* [Exercise aim]: Could you print all the entries exactly?

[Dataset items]
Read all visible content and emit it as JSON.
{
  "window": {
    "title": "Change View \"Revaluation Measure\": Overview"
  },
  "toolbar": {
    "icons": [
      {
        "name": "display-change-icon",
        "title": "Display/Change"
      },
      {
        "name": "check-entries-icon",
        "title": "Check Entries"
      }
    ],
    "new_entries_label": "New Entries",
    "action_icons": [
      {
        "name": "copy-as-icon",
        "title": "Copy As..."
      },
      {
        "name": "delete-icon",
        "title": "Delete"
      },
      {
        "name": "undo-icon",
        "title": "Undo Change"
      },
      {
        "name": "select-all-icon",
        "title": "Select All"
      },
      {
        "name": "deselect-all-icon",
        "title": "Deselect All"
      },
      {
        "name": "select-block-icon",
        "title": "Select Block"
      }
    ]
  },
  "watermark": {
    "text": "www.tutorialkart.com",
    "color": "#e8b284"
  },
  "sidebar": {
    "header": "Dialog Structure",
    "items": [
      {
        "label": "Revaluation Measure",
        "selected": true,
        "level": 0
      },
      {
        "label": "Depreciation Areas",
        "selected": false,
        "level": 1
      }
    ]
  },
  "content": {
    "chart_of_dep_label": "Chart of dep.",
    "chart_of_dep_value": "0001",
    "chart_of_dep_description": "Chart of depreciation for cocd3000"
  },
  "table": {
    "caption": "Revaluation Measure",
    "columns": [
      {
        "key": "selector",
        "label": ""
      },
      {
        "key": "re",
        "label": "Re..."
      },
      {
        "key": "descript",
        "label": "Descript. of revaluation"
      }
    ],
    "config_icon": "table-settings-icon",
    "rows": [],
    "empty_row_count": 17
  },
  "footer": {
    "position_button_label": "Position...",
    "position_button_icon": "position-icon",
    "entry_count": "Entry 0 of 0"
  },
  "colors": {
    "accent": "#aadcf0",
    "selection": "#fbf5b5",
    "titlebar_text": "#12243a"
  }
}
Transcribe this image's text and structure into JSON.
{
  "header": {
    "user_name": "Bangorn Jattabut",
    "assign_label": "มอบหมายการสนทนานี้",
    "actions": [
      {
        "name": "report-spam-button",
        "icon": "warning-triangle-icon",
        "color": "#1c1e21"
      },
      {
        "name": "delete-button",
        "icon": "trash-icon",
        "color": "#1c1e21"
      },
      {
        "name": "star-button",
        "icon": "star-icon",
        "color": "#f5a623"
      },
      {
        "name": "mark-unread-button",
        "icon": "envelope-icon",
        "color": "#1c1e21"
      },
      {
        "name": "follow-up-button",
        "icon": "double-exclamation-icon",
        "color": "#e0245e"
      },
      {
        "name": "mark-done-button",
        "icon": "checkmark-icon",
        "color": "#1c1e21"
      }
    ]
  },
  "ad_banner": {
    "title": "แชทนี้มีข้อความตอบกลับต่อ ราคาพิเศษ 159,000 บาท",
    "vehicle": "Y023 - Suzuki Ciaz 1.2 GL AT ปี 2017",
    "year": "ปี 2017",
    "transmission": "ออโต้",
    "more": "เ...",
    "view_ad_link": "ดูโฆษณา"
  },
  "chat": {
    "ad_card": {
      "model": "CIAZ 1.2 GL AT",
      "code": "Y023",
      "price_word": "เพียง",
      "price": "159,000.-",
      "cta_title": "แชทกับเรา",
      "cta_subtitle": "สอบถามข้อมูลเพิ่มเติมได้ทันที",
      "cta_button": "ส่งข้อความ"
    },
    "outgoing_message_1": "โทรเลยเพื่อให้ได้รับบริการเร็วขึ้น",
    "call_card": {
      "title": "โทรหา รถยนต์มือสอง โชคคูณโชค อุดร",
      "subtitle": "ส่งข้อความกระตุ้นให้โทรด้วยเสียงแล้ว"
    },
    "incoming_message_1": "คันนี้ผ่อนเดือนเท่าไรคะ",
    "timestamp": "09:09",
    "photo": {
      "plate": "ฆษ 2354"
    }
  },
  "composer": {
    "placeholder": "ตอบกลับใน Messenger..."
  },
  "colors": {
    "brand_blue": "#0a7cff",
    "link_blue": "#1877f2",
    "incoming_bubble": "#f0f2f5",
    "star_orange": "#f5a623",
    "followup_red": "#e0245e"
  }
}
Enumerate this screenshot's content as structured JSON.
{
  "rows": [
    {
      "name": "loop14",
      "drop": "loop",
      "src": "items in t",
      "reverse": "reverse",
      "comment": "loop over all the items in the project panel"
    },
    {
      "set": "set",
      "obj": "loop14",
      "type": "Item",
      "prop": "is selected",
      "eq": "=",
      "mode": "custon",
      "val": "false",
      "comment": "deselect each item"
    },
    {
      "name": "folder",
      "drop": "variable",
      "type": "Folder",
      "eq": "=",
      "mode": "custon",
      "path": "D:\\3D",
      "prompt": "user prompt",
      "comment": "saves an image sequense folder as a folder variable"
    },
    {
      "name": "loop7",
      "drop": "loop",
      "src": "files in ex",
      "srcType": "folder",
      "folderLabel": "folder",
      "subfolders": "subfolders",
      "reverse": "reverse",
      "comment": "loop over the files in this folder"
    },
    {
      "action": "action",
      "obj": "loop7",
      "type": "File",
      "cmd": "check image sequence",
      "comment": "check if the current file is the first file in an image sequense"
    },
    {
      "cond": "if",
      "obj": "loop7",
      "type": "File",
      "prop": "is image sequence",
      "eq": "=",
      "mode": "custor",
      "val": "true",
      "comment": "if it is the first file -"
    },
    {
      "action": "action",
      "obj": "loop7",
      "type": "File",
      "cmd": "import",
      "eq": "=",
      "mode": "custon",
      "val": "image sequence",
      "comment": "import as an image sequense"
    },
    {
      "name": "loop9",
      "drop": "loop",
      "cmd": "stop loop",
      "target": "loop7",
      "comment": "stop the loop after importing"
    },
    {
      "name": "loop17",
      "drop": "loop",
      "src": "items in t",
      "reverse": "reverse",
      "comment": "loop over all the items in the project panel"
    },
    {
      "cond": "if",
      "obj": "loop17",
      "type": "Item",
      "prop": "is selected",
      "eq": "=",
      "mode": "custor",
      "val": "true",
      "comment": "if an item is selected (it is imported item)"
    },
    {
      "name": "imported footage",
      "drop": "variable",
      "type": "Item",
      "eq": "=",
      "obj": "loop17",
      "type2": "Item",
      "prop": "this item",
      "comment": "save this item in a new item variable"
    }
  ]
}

* [Answer to the exercise]:
Read all visible content and emit it as JSON.
{
  "window": {
    "title": "Change View \"Revaluation Measure\": Overview"
  },
  "toolbar": {
    "icons": [
      {
        "name": "display-change-icon",
        "title": "Display/Change"
      },
      {
        "name": "check-entries-icon",
        "title": "Check Entries"
      }
    ],
    "new_entries_label": "New Entries",
    "action_icons": [
      {
        "name": "copy-as-icon",
        "title": "Copy As..."
      },
      {
        "name": "delete-icon",
        "title": "Delete"
      },
      {
        "name": "undo-icon",
        "title": "Undo Change"
      },
      {
        "name": "select-all-icon",
        "title": "Select All"
      },
      {
        "name": "deselect-all-icon",
        "title": "Deselect All"
      },
      {
        "name": "select-block-icon",
        "title": "Select Block"
      }
    ]
  },
  "watermark": {
    "text": "www.tutorialkart.com",
    "color": "#e8b284"
  },
  "sidebar": {
    "header": "Dialog Structure",
    "items": [
      {
        "label": "Revaluation Measure",
        "selected": true,
        "level": 0
      },
      {
        "label": "Depreciation Areas",
        "selected": false,
        "level": 1
      }
    ]
  },
  "content": {
    "chart_of_dep_label": "Chart of dep.",
    "chart_of_dep_value": "0001",
    "chart_of_dep_description": "Chart of depreciation for cocd3000"
  },
  "table": {
    "caption": "Revaluation Measure",
    "columns": [
      {
        "key": "selector",
        "label": ""
      },
      {
        "key": "re",
        "label": "Re..."
      },
      {
        "key": "descript",
        "label": "Descript. of revaluation"
      }
    ],
    "config_icon": "table-settings-icon",
    "rows": [],
    "empty_row_count": 17
  },
  "footer": {
    "position_button_label": "Position...",
    "position_button_icon": "position-icon",
    "entry_count": "Entry 0 of 0"
  },
  "colors": {
    "accent": "#aadcf0",
    "selection": "#fbf5b5",
    "titlebar_text": "#12243a"
  }
}
Transcribe this image's text and structure into JSON.
{
  "header": {
    "user_name": "Bangorn Jattabut",
    "assign_label": "มอบหมายการสนทนานี้",
    "actions": [
      {
        "name": "report-spam-button",
        "icon": "warning-triangle-icon",
        "color": "#1c1e21"
      },
      {
        "name": "delete-button",
        "icon": "trash-icon",
        "color": "#1c1e21"
      },
      {
        "name": "star-button",
        "icon": "star-icon",
        "color": "#f5a623"
      },
      {
        "name": "mark-unread-button",
        "icon": "envelope-icon",
        "color": "#1c1e21"
      },
      {
        "name": "follow-up-button",
        "icon": "double-exclamation-icon",
        "color": "#e0245e"
      },
      {
        "name": "mark-done-button",
        "icon": "checkmark-icon",
        "color": "#1c1e21"
      }
    ]
  },
  "ad_banner": {
    "title": "แชทนี้มีข้อความตอบกลับต่อ ราคาพิเศษ 159,000 บาท",
    "vehicle": "Y023 - Suzuki Ciaz 1.2 GL AT ปี 2017",
    "year": "ปี 2017",
    "transmission": "ออโต้",
    "more": "เ...",
    "view_ad_link": "ดูโฆษณา"
  },
  "chat": {
    "ad_card": {
      "model": "CIAZ 1.2 GL AT",
      "code": "Y023",
      "price_word": "เพียง",
      "price": "159,000.-",
      "cta_title": "แชทกับเรา",
      "cta_subtitle": "สอบถามข้อมูลเพิ่มเติมได้ทันที",
      "cta_button": "ส่งข้อความ"
    },
    "outgoing_message_1": "โทรเลยเพื่อให้ได้รับบริการเร็วขึ้น",
    "call_card": {
      "title": "โทรหา รถยนต์มือสอง โชคคูณโชค อุดร",
      "subtitle": "ส่งข้อความกระตุ้นให้โทรด้วยเสียงแล้ว"
    },
    "incoming_message_1": "คันนี้ผ่อนเดือนเท่าไรคะ",
    "timestamp": "09:09",
    "photo": {
      "plate": "ฆษ 2354"
    }
  },
  "composer": {
    "placeholder": "ตอบกลับใน Messenger..."
  },
  "colors": {
    "brand_blue": "#0a7cff",
    "link_blue": "#1877f2",
    "incoming_bubble": "#f0f2f5",
    "star_orange": "#f5a623",
    "followup_red": "#e0245e"
  }
}
Enumerate this screenshot's content as structured JSON.
{
  "rows": [
    {
      "name": "loop14",
      "drop": "loop",
      "src": "items in t",
      "reverse": "reverse",
      "comment": "loop over all the items in the project panel"
    },
    {
      "set": "set",
      "obj": "loop14",
      "type": "Item",
      "prop": "is selected",
      "eq": "=",
      "mode": "custon",
      "val": "false",
      "comment": "deselect each item"
    },
    {
      "name": "folder",
      "drop": "variable",
      "type": "Folder",
      "eq": "=",
      "mode": "custon",
      "path": "D:\\3D",
      "prompt": "user prompt",
      "comment": "saves an image sequense folder as a folder variable"
    },
    {
      "name": "loop7",
      "drop": "loop",
      "src": "files in ex",
      "srcType": "folder",
      "folderLabel": "folder",
      "subfolders": "subfolders",
      "reverse": "reverse",
      "comment": "loop over the files in this folder"
    },
    {
      "action": "action",
      "obj": "loop7",
      "type": "File",
      "cmd": "check image sequence",
      "comment": "check if the current file is the first file in an image sequense"
    },
    {
      "cond": "if",
      "obj": "loop7",
      "type": "File",
      "prop": "is image sequence",
      "eq": "=",
      "mode": "custor",
      "val": "true",
      "comment": "if it is the first file -"
    },
    {
      "action": "action",
      "obj": "loop7",
      "type": "File",
      "cmd": "import",
      "eq": "=",
      "mode": "custon",
      "val": "image sequence",
      "comment": "import as an image sequense"
    },
    {
      "name": "loop9",
      "drop": "loop",
      "cmd": "stop loop",
      "target": "loop7",
      "comment": "stop the loop after importing"
    },
    {
      "name": "loop17",
      "drop": "loop",
      "src": "items in t",
      "reverse": "reverse",
      "comment": "loop over all the items in the project panel"
    },
    {
      "cond": "if",
      "obj": "loop17",
      "type": "Item",
      "prop": "is selected",
      "eq": "=",
      "mode": "custor",
      "val": "true",
      "comment": "if an item is selected (it is imported item)"
    },
    {
      "name": "imported footage",
      "drop": "variable",
      "type": "Item",
      "eq": "=",
      "obj": "loop17",
      "type2": "Item",
      "prop": "this item",
      "comment": "save this item in a new item variable"
    }
  ]
}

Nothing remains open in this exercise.